• **EXCERPT**
>> BEGIN

POM (Acetal or Delrin®) / pared with metal bearing surfaces

Acetal is perfect for sliding-bearing applications because of its excellent dimensional stability and low friction. Its high stiffness, decent wear resistance and reasonable price tag are all good reasons for choosing this material for your part. It is more dimensionally stable and much less hydroscopic than nylon (which can absorb water). The material is widely used in automotive and consumer electronics; common applications include ball bearings, small gear wheels, bindings and fasteners.

Phosphor Bronze (available soon) / pared with steel bearing surfaces

Phosphor bronze is one of the most popular materials used for slide-bearing applications due to its excellent properties, such as high strength, low coefficient of friction, and good corrosion resistance, so much so that a bearing made from Bronze that is properly maintained can outlast the equipment it serves. Phosphor bronze forms a thin layer of tin oxides on its surface, which gives bearings made from this material exceptional friction reduction and wear resistance. It is ‘self-lubricating’. To top it off, it has good CNC machinability, which is how we will be making your components.
Phosphor bronze is used in a variety of applications, including aerospace, automotive, engineering and marine. It is commonly used in bearings, gears, springs and bushes.


metal bearings

Hard materials (good for bearing surfaces)

Aluminium (with anodising) / Pared with PTFE or plastic bearings

Aluminium has many benefits, including high strength, good corrosion resistance, lightweight, and cheaper than steel. In its purest form, aluminium is not the ideal choice for sliding bearings; however, the material can be made to fit with an additional anodising finish. An anodised aluminium part has longer-lasting corrosion resistance and a harder surface for wear resistance. Choosing Hard anodising with result in a thicker and even harder wearing coating.

Carbon Steel / Pared with bronze or brass bearings

Carbon steel is one of the more commonly used metals for sliding bearings, and EN8 (that Protolabs offers) can be heat treated to provide a good surface hardness and moderate wear resistance, both ideal for slide and bearing applications. Often used when mild steel does not offer the required properties. Applications include general-purpose axles, gears, spindles, engineering components, bolts and studs.

What is the best way to test a bearing?

A 3D assembly can and should be sued to confirm all of the moving parts mesh correctly, but practical application is the best way to test any product that has moving parts and bearings. Firstly, confirm everything moves smoothly, a sticking component is going to impact useability. Secondly a lifetime or endurance test will ensure everything continues to work – this is best automated to create an ‘accelerated life test’ and can be sued to simulate the worst (hottest, dustiest) environments your product is likely to encounter. Protolabs quick manufacturing service is ideal for small batches of parts – so you could test several different materials if required.

>> END

• **GOAL 1**
Translate this sentence from the bearing materials excerpt into Spanish: "Phosphor bronze is used in a variety of applications, including aerospace, automotive, engineering and marine."
These records are unrelated to the bearing materials excerpt.

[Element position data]

>> BEGIN

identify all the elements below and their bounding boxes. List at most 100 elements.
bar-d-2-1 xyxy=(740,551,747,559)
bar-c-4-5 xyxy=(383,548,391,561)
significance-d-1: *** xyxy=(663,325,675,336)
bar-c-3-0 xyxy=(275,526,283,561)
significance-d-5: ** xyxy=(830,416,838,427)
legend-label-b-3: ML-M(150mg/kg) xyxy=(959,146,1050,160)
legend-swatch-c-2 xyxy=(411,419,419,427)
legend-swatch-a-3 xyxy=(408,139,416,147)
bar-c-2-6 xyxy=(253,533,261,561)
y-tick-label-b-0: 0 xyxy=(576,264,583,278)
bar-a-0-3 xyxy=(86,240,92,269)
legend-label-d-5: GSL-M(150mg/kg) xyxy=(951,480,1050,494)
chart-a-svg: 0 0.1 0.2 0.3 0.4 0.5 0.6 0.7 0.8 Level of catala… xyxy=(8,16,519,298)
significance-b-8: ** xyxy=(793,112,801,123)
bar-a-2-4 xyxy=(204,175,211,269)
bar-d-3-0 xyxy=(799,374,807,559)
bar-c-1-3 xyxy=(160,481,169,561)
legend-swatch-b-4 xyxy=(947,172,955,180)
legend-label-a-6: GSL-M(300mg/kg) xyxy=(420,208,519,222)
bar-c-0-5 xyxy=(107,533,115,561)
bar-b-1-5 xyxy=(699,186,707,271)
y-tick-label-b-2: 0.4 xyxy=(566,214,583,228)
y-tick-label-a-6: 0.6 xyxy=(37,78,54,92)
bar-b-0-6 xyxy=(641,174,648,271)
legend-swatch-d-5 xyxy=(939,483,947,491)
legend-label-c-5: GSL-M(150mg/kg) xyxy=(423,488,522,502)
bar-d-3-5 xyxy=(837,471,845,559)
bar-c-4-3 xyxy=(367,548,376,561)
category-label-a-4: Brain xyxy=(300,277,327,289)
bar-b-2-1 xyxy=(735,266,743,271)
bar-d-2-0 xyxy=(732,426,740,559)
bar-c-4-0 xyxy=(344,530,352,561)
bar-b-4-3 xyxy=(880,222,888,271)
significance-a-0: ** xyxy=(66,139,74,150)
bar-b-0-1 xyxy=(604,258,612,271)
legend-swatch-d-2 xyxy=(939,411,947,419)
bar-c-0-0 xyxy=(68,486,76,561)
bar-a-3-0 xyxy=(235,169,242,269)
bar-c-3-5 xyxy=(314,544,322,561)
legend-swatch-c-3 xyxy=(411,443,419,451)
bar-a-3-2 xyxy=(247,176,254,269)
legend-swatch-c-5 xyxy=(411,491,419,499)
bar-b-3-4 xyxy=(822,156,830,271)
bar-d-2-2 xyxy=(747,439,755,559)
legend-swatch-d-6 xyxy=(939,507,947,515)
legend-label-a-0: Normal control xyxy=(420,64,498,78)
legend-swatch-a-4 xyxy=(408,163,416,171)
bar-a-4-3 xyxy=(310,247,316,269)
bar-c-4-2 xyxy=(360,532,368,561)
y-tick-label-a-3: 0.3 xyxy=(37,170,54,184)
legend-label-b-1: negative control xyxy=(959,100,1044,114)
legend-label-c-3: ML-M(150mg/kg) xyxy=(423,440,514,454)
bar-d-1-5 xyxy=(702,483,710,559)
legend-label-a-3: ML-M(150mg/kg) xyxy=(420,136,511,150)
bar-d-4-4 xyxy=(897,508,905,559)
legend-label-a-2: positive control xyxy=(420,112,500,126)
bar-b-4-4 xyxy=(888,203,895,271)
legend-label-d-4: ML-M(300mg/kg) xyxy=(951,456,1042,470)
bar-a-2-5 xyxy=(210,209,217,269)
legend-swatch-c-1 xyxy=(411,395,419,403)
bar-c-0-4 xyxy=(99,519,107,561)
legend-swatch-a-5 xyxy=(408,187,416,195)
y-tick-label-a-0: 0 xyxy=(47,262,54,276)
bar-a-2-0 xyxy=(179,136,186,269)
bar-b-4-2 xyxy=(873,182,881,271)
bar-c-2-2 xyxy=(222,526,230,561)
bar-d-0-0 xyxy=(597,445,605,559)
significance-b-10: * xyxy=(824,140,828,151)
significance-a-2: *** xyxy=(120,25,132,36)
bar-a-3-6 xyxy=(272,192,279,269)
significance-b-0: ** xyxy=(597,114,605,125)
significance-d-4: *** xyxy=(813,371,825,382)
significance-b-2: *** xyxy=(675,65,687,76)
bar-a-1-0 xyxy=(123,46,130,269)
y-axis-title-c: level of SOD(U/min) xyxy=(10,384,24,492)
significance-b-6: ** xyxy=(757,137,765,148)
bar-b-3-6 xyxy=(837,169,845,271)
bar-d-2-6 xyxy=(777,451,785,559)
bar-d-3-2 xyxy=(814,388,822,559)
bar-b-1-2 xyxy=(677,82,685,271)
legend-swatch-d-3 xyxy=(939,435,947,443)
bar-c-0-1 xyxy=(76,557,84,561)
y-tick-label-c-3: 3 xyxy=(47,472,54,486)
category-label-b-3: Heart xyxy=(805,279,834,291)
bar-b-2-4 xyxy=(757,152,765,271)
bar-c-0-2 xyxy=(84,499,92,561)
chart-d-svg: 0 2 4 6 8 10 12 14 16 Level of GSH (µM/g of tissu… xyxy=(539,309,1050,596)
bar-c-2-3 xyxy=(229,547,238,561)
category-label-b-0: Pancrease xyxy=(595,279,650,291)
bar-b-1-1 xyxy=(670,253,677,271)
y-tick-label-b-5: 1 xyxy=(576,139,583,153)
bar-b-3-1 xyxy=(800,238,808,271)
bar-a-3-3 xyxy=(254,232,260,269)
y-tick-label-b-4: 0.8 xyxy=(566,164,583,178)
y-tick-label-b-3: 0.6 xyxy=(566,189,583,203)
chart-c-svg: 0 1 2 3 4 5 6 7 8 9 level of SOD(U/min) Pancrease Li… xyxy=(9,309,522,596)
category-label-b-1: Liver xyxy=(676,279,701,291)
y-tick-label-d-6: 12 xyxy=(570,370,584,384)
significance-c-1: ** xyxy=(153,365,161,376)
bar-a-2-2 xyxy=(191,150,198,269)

>> END

• **GOAL 2**
Please copy the records from their first line through the line with "bar-a-2-4 xyxy=(204,175,211,269)", both ends included.

• **CORRECT OUTPUT 1**
El bronce fosforoso se utiliza en una variedad de aplicaciones, incluidas la aeroespacial, la automotriz, la ingeniería y la marina.

• **CORRECT OUTPUT 2**
identify all the elements below and their bounding boxes. List at most 100 elements.
bar-d-2-1 xyxy=(740,551,747,559)
bar-c-4-5 xyxy=(383,548,391,561)
significance-d-1: *** xyxy=(663,325,675,336)
bar-c-3-0 xyxy=(275,526,283,561)
significance-d-5: ** xyxy=(830,416,838,427)
legend-label-b-3: ML-M(150mg/kg) xyxy=(959,146,1050,160)
legend-swatch-c-2 xyxy=(411,419,419,427)
legend-swatch-a-3 xyxy=(408,139,416,147)
bar-c-2-6 xyxy=(253,533,261,561)
y-tick-label-b-0: 0 xyxy=(576,264,583,278)
bar-a-0-3 xyxy=(86,240,92,269)
legend-label-d-5: GSL-M(150mg/kg) xyxy=(951,480,1050,494)
chart-a-svg: 0 0.1 0.2 0.3 0.4 0.5 0.6 0.7 0.8 Level of catala… xyxy=(8,16,519,298)
significance-b-8: ** xyxy=(793,112,801,123)
bar-a-2-4 xyxy=(204,175,211,269)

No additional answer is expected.